- EXERCISE -
Reproduce each of the following entries verbatim, keeping every line unchanged.

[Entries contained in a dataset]
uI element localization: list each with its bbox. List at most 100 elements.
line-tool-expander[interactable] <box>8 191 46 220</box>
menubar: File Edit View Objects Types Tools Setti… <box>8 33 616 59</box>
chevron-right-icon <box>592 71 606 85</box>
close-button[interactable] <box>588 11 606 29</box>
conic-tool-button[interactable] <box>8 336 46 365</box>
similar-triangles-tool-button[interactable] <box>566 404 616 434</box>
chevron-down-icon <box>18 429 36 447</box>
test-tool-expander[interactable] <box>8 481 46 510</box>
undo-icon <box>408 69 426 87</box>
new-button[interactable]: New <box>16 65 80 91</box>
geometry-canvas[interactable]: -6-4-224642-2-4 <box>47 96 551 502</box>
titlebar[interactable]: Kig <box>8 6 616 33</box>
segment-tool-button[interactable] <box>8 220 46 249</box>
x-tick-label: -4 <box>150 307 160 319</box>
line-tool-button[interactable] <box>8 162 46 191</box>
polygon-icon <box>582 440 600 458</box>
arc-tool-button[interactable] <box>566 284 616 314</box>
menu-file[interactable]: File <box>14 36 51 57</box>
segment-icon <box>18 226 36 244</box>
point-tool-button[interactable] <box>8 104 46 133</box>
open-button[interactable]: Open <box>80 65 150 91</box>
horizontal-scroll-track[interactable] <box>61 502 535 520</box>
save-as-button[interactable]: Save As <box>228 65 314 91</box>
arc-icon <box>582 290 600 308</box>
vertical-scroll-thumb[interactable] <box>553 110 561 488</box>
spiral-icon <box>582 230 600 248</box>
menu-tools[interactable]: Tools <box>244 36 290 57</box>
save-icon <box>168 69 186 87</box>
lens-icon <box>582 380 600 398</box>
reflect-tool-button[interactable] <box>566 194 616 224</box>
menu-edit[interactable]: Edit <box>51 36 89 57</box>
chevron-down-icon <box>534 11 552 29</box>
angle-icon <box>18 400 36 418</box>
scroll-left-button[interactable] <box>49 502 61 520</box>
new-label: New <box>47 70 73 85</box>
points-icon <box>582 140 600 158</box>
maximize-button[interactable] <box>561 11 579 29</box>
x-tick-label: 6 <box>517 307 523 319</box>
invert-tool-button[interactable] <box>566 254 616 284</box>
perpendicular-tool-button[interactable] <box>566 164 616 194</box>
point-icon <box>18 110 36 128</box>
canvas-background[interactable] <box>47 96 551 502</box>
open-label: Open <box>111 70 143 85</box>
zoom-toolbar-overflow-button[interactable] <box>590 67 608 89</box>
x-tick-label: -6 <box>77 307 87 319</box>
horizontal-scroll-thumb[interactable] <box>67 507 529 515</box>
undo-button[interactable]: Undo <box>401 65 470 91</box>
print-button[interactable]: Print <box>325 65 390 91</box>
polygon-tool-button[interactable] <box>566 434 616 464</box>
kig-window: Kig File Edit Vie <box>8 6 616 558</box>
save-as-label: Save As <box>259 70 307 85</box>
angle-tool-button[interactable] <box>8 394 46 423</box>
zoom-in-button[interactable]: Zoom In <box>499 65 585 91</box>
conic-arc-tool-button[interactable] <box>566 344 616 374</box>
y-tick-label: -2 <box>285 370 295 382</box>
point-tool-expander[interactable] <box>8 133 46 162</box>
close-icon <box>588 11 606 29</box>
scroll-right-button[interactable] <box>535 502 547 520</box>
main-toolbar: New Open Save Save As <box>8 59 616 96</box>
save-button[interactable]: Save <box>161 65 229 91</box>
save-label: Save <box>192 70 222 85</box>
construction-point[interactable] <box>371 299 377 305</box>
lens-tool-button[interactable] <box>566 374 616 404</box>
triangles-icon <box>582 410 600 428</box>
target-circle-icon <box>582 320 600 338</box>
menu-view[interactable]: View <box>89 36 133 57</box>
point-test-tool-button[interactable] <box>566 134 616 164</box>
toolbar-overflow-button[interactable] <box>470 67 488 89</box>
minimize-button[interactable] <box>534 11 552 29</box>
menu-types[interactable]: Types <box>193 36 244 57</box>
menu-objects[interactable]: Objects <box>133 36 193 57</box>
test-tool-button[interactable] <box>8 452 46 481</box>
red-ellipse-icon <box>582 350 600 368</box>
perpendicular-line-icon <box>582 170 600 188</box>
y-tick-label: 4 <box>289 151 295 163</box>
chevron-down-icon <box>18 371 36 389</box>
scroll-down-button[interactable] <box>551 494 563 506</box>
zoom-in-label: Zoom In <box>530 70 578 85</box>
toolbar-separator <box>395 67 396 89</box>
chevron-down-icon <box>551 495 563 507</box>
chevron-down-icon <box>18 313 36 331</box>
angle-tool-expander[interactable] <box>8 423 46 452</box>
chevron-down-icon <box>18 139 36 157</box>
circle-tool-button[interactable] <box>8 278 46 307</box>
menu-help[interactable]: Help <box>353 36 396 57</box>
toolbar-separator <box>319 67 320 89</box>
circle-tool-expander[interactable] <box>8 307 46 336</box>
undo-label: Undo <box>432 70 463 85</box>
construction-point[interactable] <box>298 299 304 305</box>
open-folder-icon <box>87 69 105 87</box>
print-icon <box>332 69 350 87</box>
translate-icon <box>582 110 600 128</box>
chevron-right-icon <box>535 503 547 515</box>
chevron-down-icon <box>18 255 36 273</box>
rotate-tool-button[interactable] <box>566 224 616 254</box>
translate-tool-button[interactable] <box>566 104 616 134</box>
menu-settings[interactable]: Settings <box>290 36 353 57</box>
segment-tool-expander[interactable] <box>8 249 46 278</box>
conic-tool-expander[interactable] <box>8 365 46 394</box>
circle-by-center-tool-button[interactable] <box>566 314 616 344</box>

- RIGHT ANSWER -
uI element localization: list each with its bbox. List at most 100 elements.
line-tool-expander[interactable] <box>8 191 46 220</box>
menubar: File Edit View Objects Types Tools Setti… <box>8 33 616 59</box>
chevron-right-icon <box>592 71 606 85</box>
close-button[interactable] <box>588 11 606 29</box>
conic-tool-button[interactable] <box>8 336 46 365</box>
similar-triangles-tool-button[interactable] <box>566 404 616 434</box>
chevron-down-icon <box>18 429 36 447</box>
test-tool-expander[interactable] <box>8 481 46 510</box>
undo-icon <box>408 69 426 87</box>
new-button[interactable]: New <box>16 65 80 91</box>
geometry-canvas[interactable]: -6-4-224642-2-4 <box>47 96 551 502</box>
titlebar[interactable]: Kig <box>8 6 616 33</box>
segment-tool-button[interactable] <box>8 220 46 249</box>
x-tick-label: -4 <box>150 307 160 319</box>
line-tool-button[interactable] <box>8 162 46 191</box>
polygon-icon <box>582 440 600 458</box>
arc-tool-button[interactable] <box>566 284 616 314</box>
menu-file[interactable]: File <box>14 36 51 57</box>
segment-icon <box>18 226 36 244</box>
point-tool-button[interactable] <box>8 104 46 133</box>
open-button[interactable]: Open <box>80 65 150 91</box>
horizontal-scroll-track[interactable] <box>61 502 535 520</box>
save-as-button[interactable]: Save As <box>228 65 314 91</box>
arc-icon <box>582 290 600 308</box>
vertical-scroll-thumb[interactable] <box>553 110 561 488</box>
spiral-icon <box>582 230 600 248</box>
menu-tools[interactable]: Tools <box>244 36 290 57</box>
save-icon <box>168 69 186 87</box>
lens-icon <box>582 380 600 398</box>
reflect-tool-button[interactable] <box>566 194 616 224</box>
menu-edit[interactable]: Edit <box>51 36 89 57</box>
chevron-down-icon <box>534 11 552 29</box>
angle-icon <box>18 400 36 418</box>
scroll-left-button[interactable] <box>49 502 61 520</box>
new-label: New <box>47 70 73 85</box>
points-icon <box>582 140 600 158</box>
maximize-button[interactable] <box>561 11 579 29</box>
x-tick-label: 6 <box>517 307 523 319</box>
invert-tool-button[interactable] <box>566 254 616 284</box>
perpendicular-tool-button[interactable] <box>566 164 616 194</box>
point-icon <box>18 110 36 128</box>
canvas-background[interactable] <box>47 96 551 502</box>
open-label: Open <box>111 70 143 85</box>
zoom-toolbar-overflow-button[interactable] <box>590 67 608 89</box>
x-tick-label: -6 <box>77 307 87 319</box>
horizontal-scroll-thumb[interactable] <box>67 507 529 515</box>
undo-button[interactable]: Undo <box>401 65 470 91</box>
print-button[interactable]: Print <box>325 65 390 91</box>
polygon-tool-button[interactable] <box>566 434 616 464</box>
kig-window: Kig File Edit Vie <box>8 6 616 558</box>
save-as-label: Save As <box>259 70 307 85</box>
angle-tool-button[interactable] <box>8 394 46 423</box>
zoom-in-button[interactable]: Zoom In <box>499 65 585 91</box>
conic-arc-tool-button[interactable] <box>566 344 616 374</box>
y-tick-label: -2 <box>285 370 295 382</box>
point-tool-expander[interactable] <box>8 133 46 162</box>
close-icon <box>588 11 606 29</box>
scroll-right-button[interactable] <box>535 502 547 520</box>
main-toolbar: New Open Save Save As <box>8 59 616 96</box>
save-button[interactable]: Save <box>161 65 229 91</box>
save-label: Save <box>192 70 222 85</box>
construction-point[interactable] <box>371 299 377 305</box>
lens-tool-button[interactable] <box>566 374 616 404</box>
triangles-icon <box>582 410 600 428</box>
target-circle-icon <box>582 320 600 338</box>
menu-view[interactable]: View <box>89 36 133 57</box>
point-test-tool-button[interactable] <box>566 134 616 164</box>
toolbar-overflow-button[interactable] <box>470 67 488 89</box>
minimize-button[interactable] <box>534 11 552 29</box>
menu-types[interactable]: Types <box>193 36 244 57</box>
menu-objects[interactable]: Objects <box>133 36 193 57</box>
test-tool-button[interactable] <box>8 452 46 481</box>
red-ellipse-icon <box>582 350 600 368</box>
perpendicular-line-icon <box>582 170 600 188</box>
y-tick-label: 4 <box>289 151 295 163</box>
chevron-down-icon <box>18 371 36 389</box>
scroll-down-button[interactable] <box>551 494 563 506</box>
zoom-in-label: Zoom In <box>530 70 578 85</box>
toolbar-separator <box>395 67 396 89</box>
chevron-down-icon <box>551 495 563 507</box>
chevron-down-icon <box>18 313 36 331</box>
angle-tool-expander[interactable] <box>8 423 46 452</box>
chevron-down-icon <box>18 139 36 157</box>
circle-tool-button[interactable] <box>8 278 46 307</box>
menu-help[interactable]: Help <box>353 36 396 57</box>
toolbar-separator <box>319 67 320 89</box>
circle-tool-expander[interactable] <box>8 307 46 336</box>
undo-label: Undo <box>432 70 463 85</box>
construction-point[interactable] <box>298 299 304 305</box>
open-folder-icon <box>87 69 105 87</box>
print-icon <box>332 69 350 87</box>
translate-icon <box>582 110 600 128</box>
chevron-right-icon <box>535 503 547 515</box>
chevron-down-icon <box>18 255 36 273</box>
rotate-tool-button[interactable] <box>566 224 616 254</box>
translate-tool-button[interactable] <box>566 104 616 134</box>
menu-settings[interactable]: Settings <box>290 36 353 57</box>
segment-tool-expander[interactable] <box>8 249 46 278</box>
conic-tool-expander[interactable] <box>8 365 46 394</box>
circle-by-center-tool-button[interactable] <box>566 314 616 344</box>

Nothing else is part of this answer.